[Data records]
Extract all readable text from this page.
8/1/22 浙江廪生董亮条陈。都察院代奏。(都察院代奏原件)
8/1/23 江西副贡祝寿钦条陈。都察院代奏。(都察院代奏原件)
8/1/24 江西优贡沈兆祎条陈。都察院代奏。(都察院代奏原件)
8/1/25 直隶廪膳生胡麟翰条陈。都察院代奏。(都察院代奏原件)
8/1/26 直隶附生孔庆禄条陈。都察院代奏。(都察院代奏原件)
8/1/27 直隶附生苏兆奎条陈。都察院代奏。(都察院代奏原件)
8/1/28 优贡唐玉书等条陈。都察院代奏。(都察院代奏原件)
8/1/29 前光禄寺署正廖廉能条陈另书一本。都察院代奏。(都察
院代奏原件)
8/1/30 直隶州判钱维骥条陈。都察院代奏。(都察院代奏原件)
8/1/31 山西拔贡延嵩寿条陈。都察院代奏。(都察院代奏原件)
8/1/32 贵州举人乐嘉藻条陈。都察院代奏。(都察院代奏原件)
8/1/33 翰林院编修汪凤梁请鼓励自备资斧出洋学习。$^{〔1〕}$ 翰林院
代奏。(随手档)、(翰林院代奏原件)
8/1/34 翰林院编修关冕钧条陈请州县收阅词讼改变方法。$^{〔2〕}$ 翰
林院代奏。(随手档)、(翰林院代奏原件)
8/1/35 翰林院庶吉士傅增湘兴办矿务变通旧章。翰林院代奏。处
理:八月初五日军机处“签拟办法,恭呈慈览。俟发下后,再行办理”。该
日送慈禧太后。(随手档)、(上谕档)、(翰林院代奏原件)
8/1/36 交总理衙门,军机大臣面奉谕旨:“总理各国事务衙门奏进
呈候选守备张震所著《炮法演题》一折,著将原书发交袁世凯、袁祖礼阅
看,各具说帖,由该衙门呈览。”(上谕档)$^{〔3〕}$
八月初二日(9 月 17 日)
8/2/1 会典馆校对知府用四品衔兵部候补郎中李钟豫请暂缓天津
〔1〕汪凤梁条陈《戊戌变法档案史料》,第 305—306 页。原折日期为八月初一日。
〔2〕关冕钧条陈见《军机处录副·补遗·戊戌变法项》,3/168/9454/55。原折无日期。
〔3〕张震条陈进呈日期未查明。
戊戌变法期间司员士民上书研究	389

SET PROBLEM:
Every entry should be printed again exactly as written.

RESPONSE FOR THIS EXERCISE:
Extract all readable text from this page.
8/1/22 浙江廪生董亮条陈。都察院代奏。(都察院代奏原件)
8/1/23 江西副贡祝寿钦条陈。都察院代奏。(都察院代奏原件)
8/1/24 江西优贡沈兆祎条陈。都察院代奏。(都察院代奏原件)
8/1/25 直隶廪膳生胡麟翰条陈。都察院代奏。(都察院代奏原件)
8/1/26 直隶附生孔庆禄条陈。都察院代奏。(都察院代奏原件)
8/1/27 直隶附生苏兆奎条陈。都察院代奏。(都察院代奏原件)
8/1/28 优贡唐玉书等条陈。都察院代奏。(都察院代奏原件)
8/1/29 前光禄寺署正廖廉能条陈另书一本。都察院代奏。(都察
院代奏原件)
8/1/30 直隶州判钱维骥条陈。都察院代奏。(都察院代奏原件)
8/1/31 山西拔贡延嵩寿条陈。都察院代奏。(都察院代奏原件)
8/1/32 贵州举人乐嘉藻条陈。都察院代奏。(都察院代奏原件)
8/1/33 翰林院编修汪凤梁请鼓励自备资斧出洋学习。$^{〔1〕}$ 翰林院
代奏。(随手档)、(翰林院代奏原件)
8/1/34 翰林院编修关冕钧条陈请州县收阅词讼改变方法。$^{〔2〕}$ 翰
林院代奏。(随手档)、(翰林院代奏原件)
8/1/35 翰林院庶吉士傅增湘兴办矿务变通旧章。翰林院代奏。处
理:八月初五日军机处“签拟办法,恭呈慈览。俟发下后,再行办理”。该
日送慈禧太后。(随手档)、(上谕档)、(翰林院代奏原件)
8/1/36 交总理衙门,军机大臣面奉谕旨:“总理各国事务衙门奏进
呈候选守备张震所著《炮法演题》一折,著将原书发交袁世凯、袁祖礼阅
看,各具说帖,由该衙门呈览。”(上谕档)$^{〔3〕}$
八月初二日(9 月 17 日)
8/2/1 会典馆校对知府用四品衔兵部候补郎中李钟豫请暂缓天津
〔1〕汪凤梁条陈《戊戌变法档案史料》,第 305—306 页。原折日期为八月初一日。
〔2〕关冕钧条陈见《军机处录副·补遗·戊戌变法项》,3/168/9454/55。原折无日期。
〔3〕张震条陈进呈日期未查明。
戊戌变法期间司员士民上书研究	389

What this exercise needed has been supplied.